[Exercise details]
Copy out all the lines exactly. Omit pictures.

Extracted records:

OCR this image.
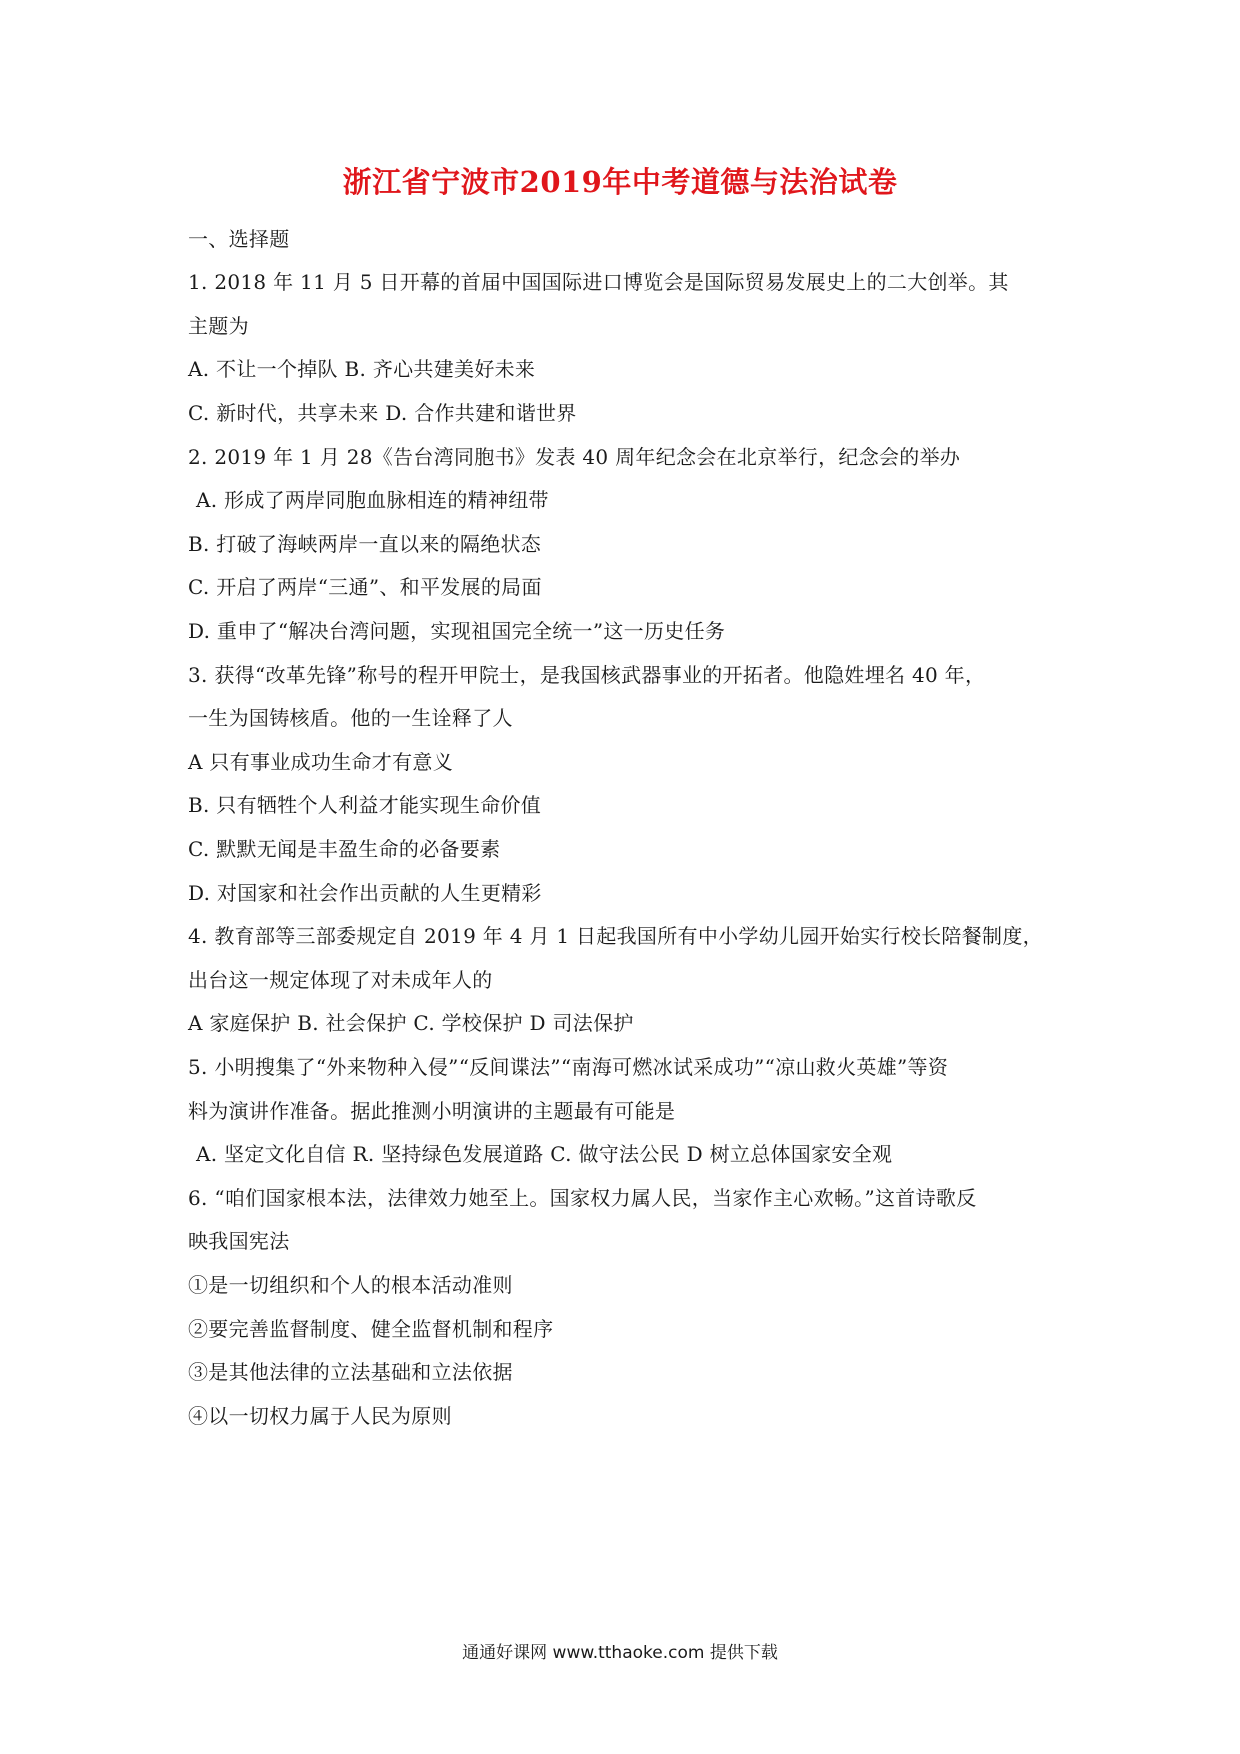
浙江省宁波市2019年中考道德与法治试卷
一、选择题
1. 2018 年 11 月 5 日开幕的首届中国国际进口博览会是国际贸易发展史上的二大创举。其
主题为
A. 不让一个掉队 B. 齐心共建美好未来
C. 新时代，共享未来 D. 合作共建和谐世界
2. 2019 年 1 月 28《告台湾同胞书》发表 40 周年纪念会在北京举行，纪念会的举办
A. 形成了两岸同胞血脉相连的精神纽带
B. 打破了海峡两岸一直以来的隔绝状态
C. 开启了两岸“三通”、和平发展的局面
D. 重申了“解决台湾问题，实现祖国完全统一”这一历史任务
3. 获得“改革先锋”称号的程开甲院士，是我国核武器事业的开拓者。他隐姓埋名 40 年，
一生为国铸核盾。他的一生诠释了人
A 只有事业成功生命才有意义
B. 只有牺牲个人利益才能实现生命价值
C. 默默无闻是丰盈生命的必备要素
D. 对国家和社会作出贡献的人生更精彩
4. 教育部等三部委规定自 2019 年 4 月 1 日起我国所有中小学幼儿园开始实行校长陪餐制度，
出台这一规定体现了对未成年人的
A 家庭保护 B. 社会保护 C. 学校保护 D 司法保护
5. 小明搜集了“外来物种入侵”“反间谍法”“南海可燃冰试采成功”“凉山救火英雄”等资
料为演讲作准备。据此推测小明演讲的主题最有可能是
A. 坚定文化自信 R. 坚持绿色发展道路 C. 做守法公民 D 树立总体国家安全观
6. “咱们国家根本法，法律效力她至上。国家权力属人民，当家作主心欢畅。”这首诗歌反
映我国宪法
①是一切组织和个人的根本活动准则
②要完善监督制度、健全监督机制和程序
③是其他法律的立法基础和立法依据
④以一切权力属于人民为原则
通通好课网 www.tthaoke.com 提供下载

[Written answer]
OCR this image.
浙江省宁波市2019年中考道德与法治试卷
一、选择题
1. 2018 年 11 月 5 日开幕的首届中国国际进口博览会是国际贸易发展史上的二大创举。其
主题为
A. 不让一个掉队 B. 齐心共建美好未来
C. 新时代，共享未来 D. 合作共建和谐世界
2. 2019 年 1 月 28《告台湾同胞书》发表 40 周年纪念会在北京举行，纪念会的举办
A. 形成了两岸同胞血脉相连的精神纽带
B. 打破了海峡两岸一直以来的隔绝状态
C. 开启了两岸“三通”、和平发展的局面
D. 重申了“解决台湾问题，实现祖国完全统一”这一历史任务
3. 获得“改革先锋”称号的程开甲院士，是我国核武器事业的开拓者。他隐姓埋名 40 年，
一生为国铸核盾。他的一生诠释了人
A 只有事业成功生命才有意义
B. 只有牺牲个人利益才能实现生命价值
C. 默默无闻是丰盈生命的必备要素
D. 对国家和社会作出贡献的人生更精彩
4. 教育部等三部委规定自 2019 年 4 月 1 日起我国所有中小学幼儿园开始实行校长陪餐制度，
出台这一规定体现了对未成年人的
A 家庭保护 B. 社会保护 C. 学校保护 D 司法保护
5. 小明搜集了“外来物种入侵”“反间谍法”“南海可燃冰试采成功”“凉山救火英雄”等资
料为演讲作准备。据此推测小明演讲的主题最有可能是
A. 坚定文化自信 R. 坚持绿色发展道路 C. 做守法公民 D 树立总体国家安全观
6. “咱们国家根本法，法律效力她至上。国家权力属人民，当家作主心欢畅。”这首诗歌反
映我国宪法
①是一切组织和个人的根本活动准则
②要完善监督制度、健全监督机制和程序
③是其他法律的立法基础和立法依据
④以一切权力属于人民为原则
通通好课网 www.tthaoke.com 提供下载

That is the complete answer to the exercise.